* TASK DETAILS
Repeat the whole listing below, word for word.

* RECORDS SHOWN
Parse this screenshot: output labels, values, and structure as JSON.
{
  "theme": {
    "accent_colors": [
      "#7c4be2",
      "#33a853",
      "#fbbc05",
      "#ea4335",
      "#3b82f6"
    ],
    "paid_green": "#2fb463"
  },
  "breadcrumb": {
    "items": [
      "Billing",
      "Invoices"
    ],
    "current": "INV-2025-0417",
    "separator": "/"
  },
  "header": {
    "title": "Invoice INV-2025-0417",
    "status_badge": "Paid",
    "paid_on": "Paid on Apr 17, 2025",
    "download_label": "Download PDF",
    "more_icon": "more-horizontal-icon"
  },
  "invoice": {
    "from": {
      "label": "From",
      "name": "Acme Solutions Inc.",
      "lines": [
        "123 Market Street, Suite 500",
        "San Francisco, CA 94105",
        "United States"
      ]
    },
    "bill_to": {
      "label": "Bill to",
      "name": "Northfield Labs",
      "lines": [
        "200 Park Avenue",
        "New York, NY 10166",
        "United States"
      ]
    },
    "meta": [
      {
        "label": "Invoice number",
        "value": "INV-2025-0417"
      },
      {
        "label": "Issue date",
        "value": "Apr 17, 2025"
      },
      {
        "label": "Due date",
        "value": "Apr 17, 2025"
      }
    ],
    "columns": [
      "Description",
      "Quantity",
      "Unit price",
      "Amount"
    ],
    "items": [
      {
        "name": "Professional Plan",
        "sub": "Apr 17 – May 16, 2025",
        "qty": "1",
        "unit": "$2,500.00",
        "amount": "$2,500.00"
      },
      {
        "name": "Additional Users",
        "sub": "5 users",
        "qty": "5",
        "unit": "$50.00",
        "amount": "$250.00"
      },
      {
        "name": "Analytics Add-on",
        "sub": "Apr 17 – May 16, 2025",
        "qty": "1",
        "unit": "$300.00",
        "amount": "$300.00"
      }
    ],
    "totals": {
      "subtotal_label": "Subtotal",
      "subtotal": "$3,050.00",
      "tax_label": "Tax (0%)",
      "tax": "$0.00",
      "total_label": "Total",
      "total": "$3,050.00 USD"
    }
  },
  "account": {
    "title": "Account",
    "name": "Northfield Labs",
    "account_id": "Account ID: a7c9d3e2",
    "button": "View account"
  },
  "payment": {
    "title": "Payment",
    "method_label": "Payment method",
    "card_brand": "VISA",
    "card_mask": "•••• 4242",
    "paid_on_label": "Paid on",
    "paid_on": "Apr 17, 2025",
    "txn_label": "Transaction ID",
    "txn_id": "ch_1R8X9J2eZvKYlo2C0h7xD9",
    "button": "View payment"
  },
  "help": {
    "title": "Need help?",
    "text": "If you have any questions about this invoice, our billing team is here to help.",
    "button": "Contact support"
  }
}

* REPLY TO THE EXERCISE
Parse this screenshot: output labels, values, and structure as JSON.
{
  "theme": {
    "accent_colors": [
      "#7c4be2",
      "#33a853",
      "#fbbc05",
      "#ea4335",
      "#3b82f6"
    ],
    "paid_green": "#2fb463"
  },
  "breadcrumb": {
    "items": [
      "Billing",
      "Invoices"
    ],
    "current": "INV-2025-0417",
    "separator": "/"
  },
  "header": {
    "title": "Invoice INV-2025-0417",
    "status_badge": "Paid",
    "paid_on": "Paid on Apr 17, 2025",
    "download_label": "Download PDF",
    "more_icon": "more-horizontal-icon"
  },
  "invoice": {
    "from": {
      "label": "From",
      "name": "Acme Solutions Inc.",
      "lines": [
        "123 Market Street, Suite 500",
        "San Francisco, CA 94105",
        "United States"
      ]
    },
    "bill_to": {
      "label": "Bill to",
      "name": "Northfield Labs",
      "lines": [
        "200 Park Avenue",
        "New York, NY 10166",
        "United States"
      ]
    },
    "meta": [
      {
        "label": "Invoice number",
        "value": "INV-2025-0417"
      },
      {
        "label": "Issue date",
        "value": "Apr 17, 2025"
      },
      {
        "label": "Due date",
        "value": "Apr 17, 2025"
      }
    ],
    "columns": [
      "Description",
      "Quantity",
      "Unit price",
      "Amount"
    ],
    "items": [
      {
        "name": "Professional Plan",
        "sub": "Apr 17 – May 16, 2025",
        "qty": "1",
        "unit": "$2,500.00",
        "amount": "$2,500.00"
      },
      {
        "name": "Additional Users",
        "sub": "5 users",
        "qty": "5",
        "unit": "$50.00",
        "amount": "$250.00"
      },
      {
        "name": "Analytics Add-on",
        "sub": "Apr 17 – May 16, 2025",
        "qty": "1",
        "unit": "$300.00",
        "amount": "$300.00"
      }
    ],
    "totals": {
      "subtotal_label": "Subtotal",
      "subtotal": "$3,050.00",
      "tax_label": "Tax (0%)",
      "tax": "$0.00",
      "total_label": "Total",
      "total": "$3,050.00 USD"
    }
  },
  "account": {
    "title": "Account",
    "name": "Northfield Labs",
    "account_id": "Account ID: a7c9d3e2",
    "button": "View account"
  },
  "payment": {
    "title": "Payment",
    "method_label": "Payment method",
    "card_brand": "VISA",
    "card_mask": "•••• 4242",
    "paid_on_label": "Paid on",
    "paid_on": "Apr 17, 2025",
    "txn_label": "Transaction ID",
    "txn_id": "ch_1R8X9J2eZvKYlo2C0h7xD9",
    "button": "View payment"
  },
  "help": {
    "title": "Need help?",
    "text": "If you have any questions about this invoice, our billing team is here to help.",
    "button": "Contact support"
  }
}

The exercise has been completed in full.